**STATED PROBLEM:** Leave out the pictures and restate the rest of the data exactly.

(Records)
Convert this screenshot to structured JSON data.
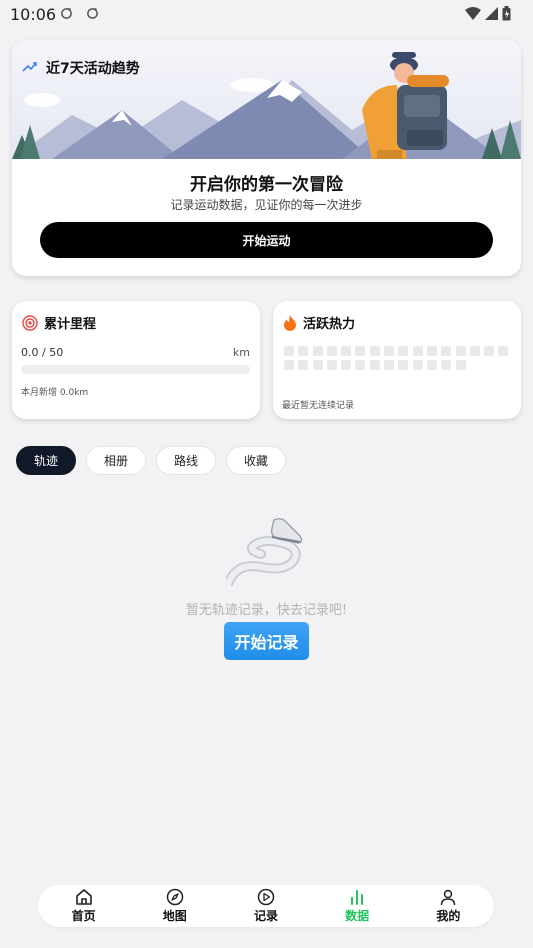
{
  "status_bar": {
    "time": "10:06"
  },
  "hero": {
    "trend_title": "近7天活动趋势",
    "headline": "开启你的第一次冒险",
    "subtitle": "记录运动数据，见证你的每一次进步",
    "start_button": "开始运动"
  },
  "mileage_card": {
    "title": "累计里程",
    "value": "0.0 / 50",
    "unit": "km",
    "progress_fraction": 0.0,
    "month_note": "本月新增 0.0km"
  },
  "heat_card": {
    "title": "活跃热力",
    "note": "最近暂无连续记录"
  },
  "tabs": [
    {
      "label": "轨迹",
      "active": true
    },
    {
      "label": "相册",
      "active": false
    },
    {
      "label": "路线",
      "active": false
    },
    {
      "label": "收藏",
      "active": false
    }
  ],
  "empty_state": {
    "text": "暂无轨迹记录，快去记录吧!",
    "button": "开始记录"
  },
  "bottom_nav": [
    {
      "label": "首页",
      "icon": "home-icon"
    },
    {
      "label": "地图",
      "icon": "compass-icon"
    },
    {
      "label": "记录",
      "icon": "play-circle-icon"
    },
    {
      "label": "数据",
      "icon": "bar-chart-icon",
      "active": true
    },
    {
      "label": "我的",
      "icon": "user-icon"
    }
  ],
  "colors": {
    "accent_green": "#22c55e",
    "button_blue": "#1f8ee8",
    "tab_active": "#111827"
  }
}
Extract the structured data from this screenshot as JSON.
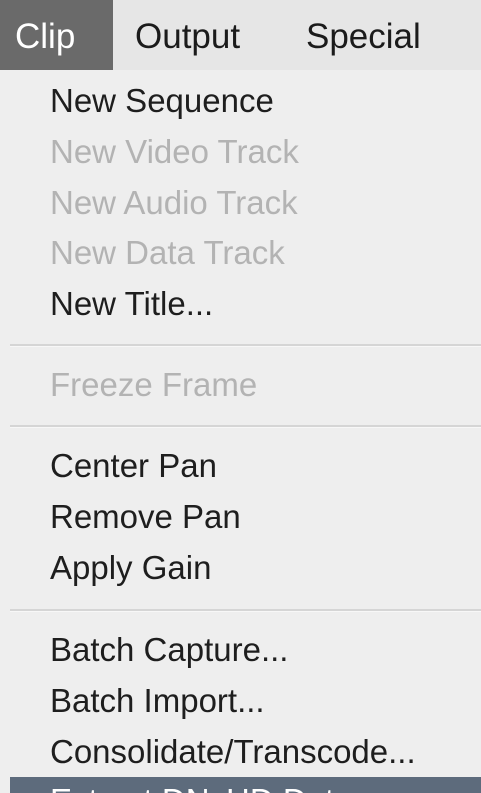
{
  "menubar": {
    "items": [
      "Clip",
      "Output",
      "Special"
    ]
  },
  "menu": {
    "items": [
      {
        "label": "New Sequence",
        "enabled": true
      },
      {
        "label": "New Video Track",
        "enabled": false
      },
      {
        "label": "New Audio Track",
        "enabled": false
      },
      {
        "label": "New Data Track",
        "enabled": false
      },
      {
        "label": "New Title...",
        "enabled": true
      },
      {
        "label": "Freeze Frame",
        "enabled": false
      },
      {
        "label": "Center Pan",
        "enabled": true
      },
      {
        "label": "Remove Pan",
        "enabled": true
      },
      {
        "label": "Apply Gain",
        "enabled": true
      },
      {
        "label": "Batch Capture...",
        "enabled": true
      },
      {
        "label": "Batch Import...",
        "enabled": true
      },
      {
        "label": "Consolidate/Transcode...",
        "enabled": true
      },
      {
        "label": "Extract DNxHD Data...",
        "enabled": true,
        "highlighted": true
      }
    ]
  },
  "colors": {
    "active_menu_bg": "#6a6a6a",
    "highlight_bg": "#5d6b7c",
    "disabled_text": "#b3b3b3"
  }
}
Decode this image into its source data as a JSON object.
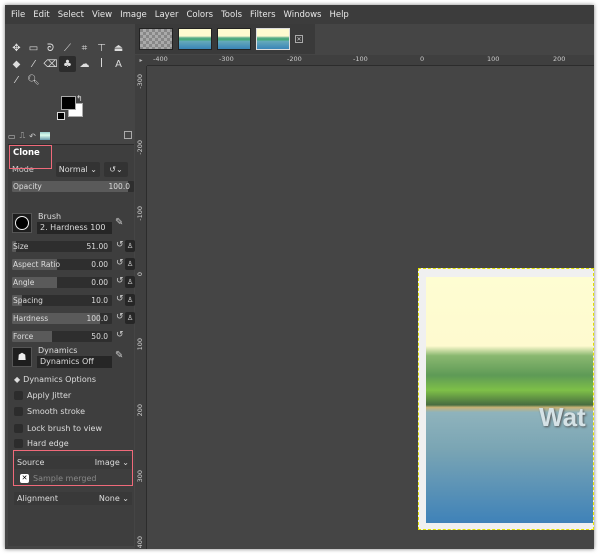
{
  "menu": [
    "File",
    "Edit",
    "Select",
    "View",
    "Image",
    "Layer",
    "Colors",
    "Tools",
    "Filters",
    "Windows",
    "Help"
  ],
  "tool_options": {
    "title": "Clone",
    "mode_label": "Mode",
    "mode_value": "Normal",
    "opacity": {
      "label": "Opacity",
      "value": "100.0",
      "fraction": 1.0
    },
    "brush_label": "Brush",
    "brush_name": "2. Hardness 100",
    "size": {
      "label": "Size",
      "value": "51.00",
      "fraction": 0.05
    },
    "aspect_ratio": {
      "label": "Aspect Ratio",
      "value": "0.00",
      "fraction": 0.5
    },
    "angle": {
      "label": "Angle",
      "value": "0.00",
      "fraction": 0.5
    },
    "spacing": {
      "label": "Spacing",
      "value": "10.0",
      "fraction": 0.1
    },
    "hardness": {
      "label": "Hardness",
      "value": "100.0",
      "fraction": 1.0
    },
    "force": {
      "label": "Force",
      "value": "50.0",
      "fraction": 0.5
    },
    "dynamics_label": "Dynamics",
    "dynamics_value": "Dynamics Off",
    "dynamics_options": "Dynamics Options",
    "apply_jitter": "Apply Jitter",
    "smooth_stroke": "Smooth stroke",
    "lock_brush": "Lock brush to view",
    "hard_edge": "Hard edge",
    "source_label": "Source",
    "source_value": "Image",
    "sample_merged": "Sample merged",
    "alignment_label": "Alignment",
    "alignment_value": "None"
  },
  "rulers": {
    "horizontal": [
      "-400",
      "-300",
      "-200",
      "-100",
      "0",
      "100",
      "200"
    ],
    "vertical": [
      "-300",
      "-200",
      "-100",
      "0",
      "100",
      "200",
      "300",
      "400"
    ]
  },
  "canvas": {
    "overlay_text": "Wat"
  }
}
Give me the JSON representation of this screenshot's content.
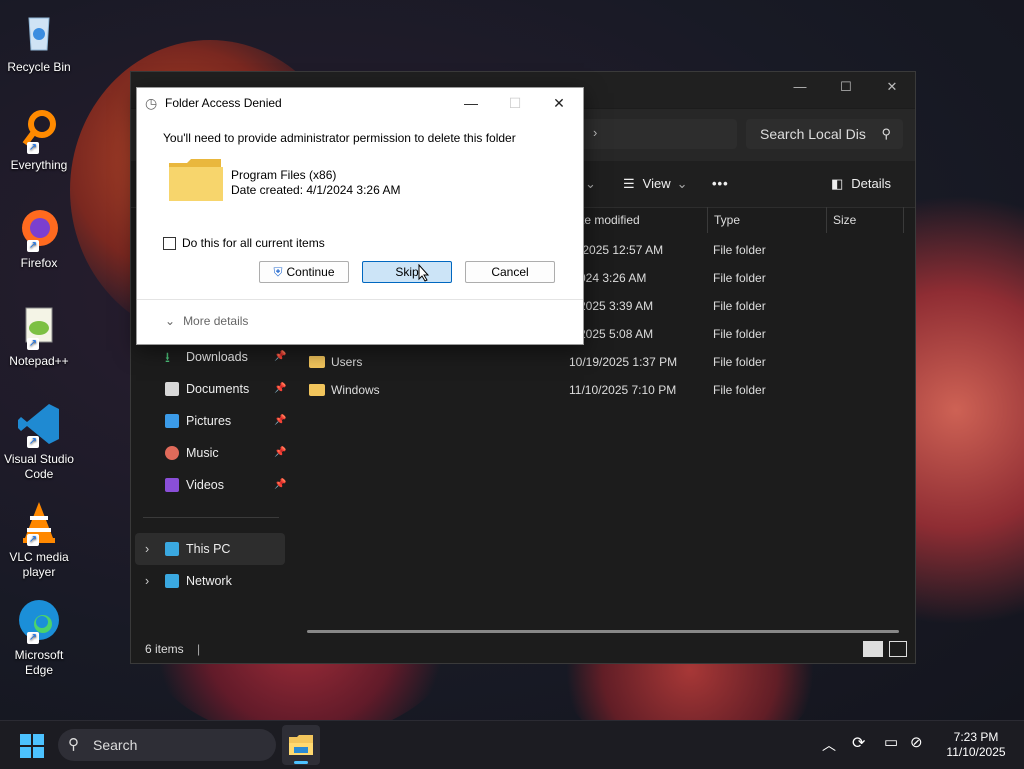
{
  "desktop": {
    "icons": [
      {
        "label": "Recycle Bin"
      },
      {
        "label": "Everything"
      },
      {
        "label": "Firefox"
      },
      {
        "label": "Notepad++"
      },
      {
        "label": "Visual Studio Code"
      },
      {
        "label": "VLC media player"
      },
      {
        "label": "Microsoft Edge"
      }
    ]
  },
  "explorer": {
    "search_placeholder": "Search Local Dis",
    "toolbar": {
      "view": "View",
      "more": "•••",
      "details": "Details"
    },
    "columns": {
      "modified": "te modified",
      "type": "Type",
      "size": "Size"
    },
    "rows": [
      {
        "name": "",
        "modified": "/9/2025 12:57 AM",
        "type": "File folder"
      },
      {
        "name": "",
        "modified": "/2024 3:26 AM",
        "type": "File folder"
      },
      {
        "name": "",
        "modified": "1/2025 3:39 AM",
        "type": "File folder"
      },
      {
        "name": "",
        "modified": "4/2025 5:08 AM",
        "type": "File folder"
      },
      {
        "name": "Users",
        "modified": "10/19/2025 1:37 PM",
        "type": "File folder"
      },
      {
        "name": "Windows",
        "modified": "11/10/2025 7:10 PM",
        "type": "File folder"
      }
    ],
    "nav": [
      {
        "label": "Downloads"
      },
      {
        "label": "Documents"
      },
      {
        "label": "Pictures"
      },
      {
        "label": "Music"
      },
      {
        "label": "Videos"
      },
      {
        "label": "This PC"
      },
      {
        "label": "Network"
      }
    ],
    "status": "6 items"
  },
  "dialog": {
    "title": "Folder Access Denied",
    "message": "You'll need to provide administrator permission to delete this folder",
    "item_name": "Program Files (x86)",
    "item_date": "Date created: 4/1/2024 3:26 AM",
    "checkbox_label": "Do this for all current items",
    "continue": "Continue",
    "skip": "Skip",
    "cancel": "Cancel",
    "more_details": "More details"
  },
  "taskbar": {
    "search": "Search",
    "time": "7:23 PM",
    "date": "11/10/2025"
  },
  "colors": {
    "accent": "#0067c0",
    "folder": "#f2c55c"
  }
}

**SOLVED PROBLEM:**
Convert this screenshot to structured JSON data.
{
  "status_bar": {
    "time": "10:06"
  },
  "hero": {
    "trend_title": "近7天活动趋势",
    "headline": "开启你的第一次冒险",
    "subtitle": "记录运动数据，见证你的每一次进步",
    "start_button": "开始运动"
  },
  "mileage_card": {
    "title": "累计里程",
    "value": "0.0 / 50",
    "unit": "km",
    "progress_fraction": 0.0,
    "month_note": "本月新增 0.0km"
  },
  "heat_card": {
    "title": "活跃热力",
    "note": "最近暂无连续记录"
  },
  "tabs": [
    {
      "label": "轨迹",
      "active": true
    },
    {
      "label": "相册",
      "active": false
    },
    {
      "label": "路线",
      "active": false
    },
    {
      "label": "收藏",
      "active": false
    }
  ],
  "empty_state": {
    "text": "暂无轨迹记录，快去记录吧!",
    "button": "开始记录"
  },
  "bottom_nav": [
    {
      "label": "首页",
      "icon": "home-icon"
    },
    {
      "label": "地图",
      "icon": "compass-icon"
    },
    {
      "label": "记录",
      "icon": "play-circle-icon"
    },
    {
      "label": "数据",
      "icon": "bar-chart-icon",
      "active": true
    },
    {
      "label": "我的",
      "icon": "user-icon"
    }
  ],
  "colors": {
    "accent_green": "#22c55e",
    "button_blue": "#1f8ee8",
    "tab_active": "#111827"
  }
}
Extract the structured data from this screenshot as JSON.
{
  "menubar": {
    "items": [
      "Clip",
      "Output",
      "Special"
    ]
  },
  "menu": {
    "items": [
      {
        "label": "New Sequence",
        "enabled": true
      },
      {
        "label": "New Video Track",
        "enabled": false
      },
      {
        "label": "New Audio Track",
        "enabled": false
      },
      {
        "label": "New Data Track",
        "enabled": false
      },
      {
        "label": "New Title...",
        "enabled": true
      },
      {
        "label": "Freeze Frame",
        "enabled": false
      },
      {
        "label": "Center Pan",
        "enabled": true
      },
      {
        "label": "Remove Pan",
        "enabled": true
      },
      {
        "label": "Apply Gain",
        "enabled": true
      },
      {
        "label": "Batch Capture...",
        "enabled": true
      },
      {
        "label": "Batch Import...",
        "enabled": true
      },
      {
        "label": "Consolidate/Transcode...",
        "enabled": true
      },
      {
        "label": "Extract DNxHD Data...",
        "enabled": true,
        "highlighted": true
      }
    ]
  },
  "colors": {
    "active_menu_bg": "#6a6a6a",
    "highlight_bg": "#5d6b7c",
    "disabled_text": "#b3b3b3"
  }
}
Decode this image into its source data as a JSON object.
{
  "menu": [
    "File",
    "Edit",
    "Select",
    "View",
    "Image",
    "Layer",
    "Colors",
    "Tools",
    "Filters",
    "Windows",
    "Help"
  ],
  "tool_options": {
    "title": "Clone",
    "mode_label": "Mode",
    "mode_value": "Normal",
    "opacity": {
      "label": "Opacity",
      "value": "100.0",
      "fraction": 1.0
    },
    "brush_label": "Brush",
    "brush_name": "2. Hardness 100",
    "size": {
      "label": "Size",
      "value": "51.00",
      "fraction": 0.05
    },
    "aspect_ratio": {
      "label": "Aspect Ratio",
      "value": "0.00",
      "fraction": 0.5
    },
    "angle": {
      "label": "Angle",
      "value": "0.00",
      "fraction": 0.5
    },
    "spacing": {
      "label": "Spacing",
      "value": "10.0",
      "fraction": 0.1
    },
    "hardness": {
      "label": "Hardness",
      "value": "100.0",
      "fraction": 1.0
    },
    "force": {
      "label": "Force",
      "value": "50.0",
      "fraction": 0.5
    },
    "dynamics_label": "Dynamics",
    "dynamics_value": "Dynamics Off",
    "dynamics_options": "Dynamics Options",
    "apply_jitter": "Apply Jitter",
    "smooth_stroke": "Smooth stroke",
    "lock_brush": "Lock brush to view",
    "hard_edge": "Hard edge",
    "source_label": "Source",
    "source_value": "Image",
    "sample_merged": "Sample merged",
    "alignment_label": "Alignment",
    "alignment_value": "None"
  },
  "rulers": {
    "horizontal": [
      "-400",
      "-300",
      "-200",
      "-100",
      "0",
      "100",
      "200"
    ],
    "vertical": [
      "-300",
      "-200",
      "-100",
      "0",
      "100",
      "200",
      "300",
      "400"
    ]
  },
  "canvas": {
    "overlay_text": "Wat"
  }
}
Give me the JSON representation of this screenshot's content.
{
  "desktop": {
    "icons": [
      {
        "label": "Recycle Bin"
      },
      {
        "label": "Everything"
      },
      {
        "label": "Firefox"
      },
      {
        "label": "Notepad++"
      },
      {
        "label": "Visual Studio Code"
      },
      {
        "label": "VLC media player"
      },
      {
        "label": "Microsoft Edge"
      }
    ]
  },
  "explorer": {
    "search_placeholder": "Search Local Dis",
    "toolbar": {
      "view": "View",
      "more": "•••",
      "details": "Details"
    },
    "columns": {
      "modified": "te modified",
      "type": "Type",
      "size": "Size"
    },
    "rows": [
      {
        "name": "",
        "modified": "/9/2025 12:57 AM",
        "type": "File folder"
      },
      {
        "name": "",
        "modified": "/2024 3:26 AM",
        "type": "File folder"
      },
      {
        "name": "",
        "modified": "1/2025 3:39 AM",
        "type": "File folder"
      },
      {
        "name": "",
        "modified": "4/2025 5:08 AM",
        "type": "File folder"
      },
      {
        "name": "Users",
        "modified": "10/19/2025 1:37 PM",
        "type": "File folder"
      },
      {
        "name": "Windows",
        "modified": "11/10/2025 7:10 PM",
        "type": "File folder"
      }
    ],
    "nav": [
      {
        "label": "Downloads"
      },
      {
        "label": "Documents"
      },
      {
        "label": "Pictures"
      },
      {
        "label": "Music"
      },
      {
        "label": "Videos"
      },
      {
        "label": "This PC"
      },
      {
        "label": "Network"
      }
    ],
    "status": "6 items"
  },
  "dialog": {
    "title": "Folder Access Denied",
    "message": "You'll need to provide administrator permission to delete this folder",
    "item_name": "Program Files (x86)",
    "item_date": "Date created: 4/1/2024 3:26 AM",
    "checkbox_label": "Do this for all current items",
    "continue": "Continue",
    "skip": "Skip",
    "cancel": "Cancel",
    "more_details": "More details"
  },
  "taskbar": {
    "search": "Search",
    "time": "7:23 PM",
    "date": "11/10/2025"
  },
  "colors": {
    "accent": "#0067c0",
    "folder": "#f2c55c"
  }
}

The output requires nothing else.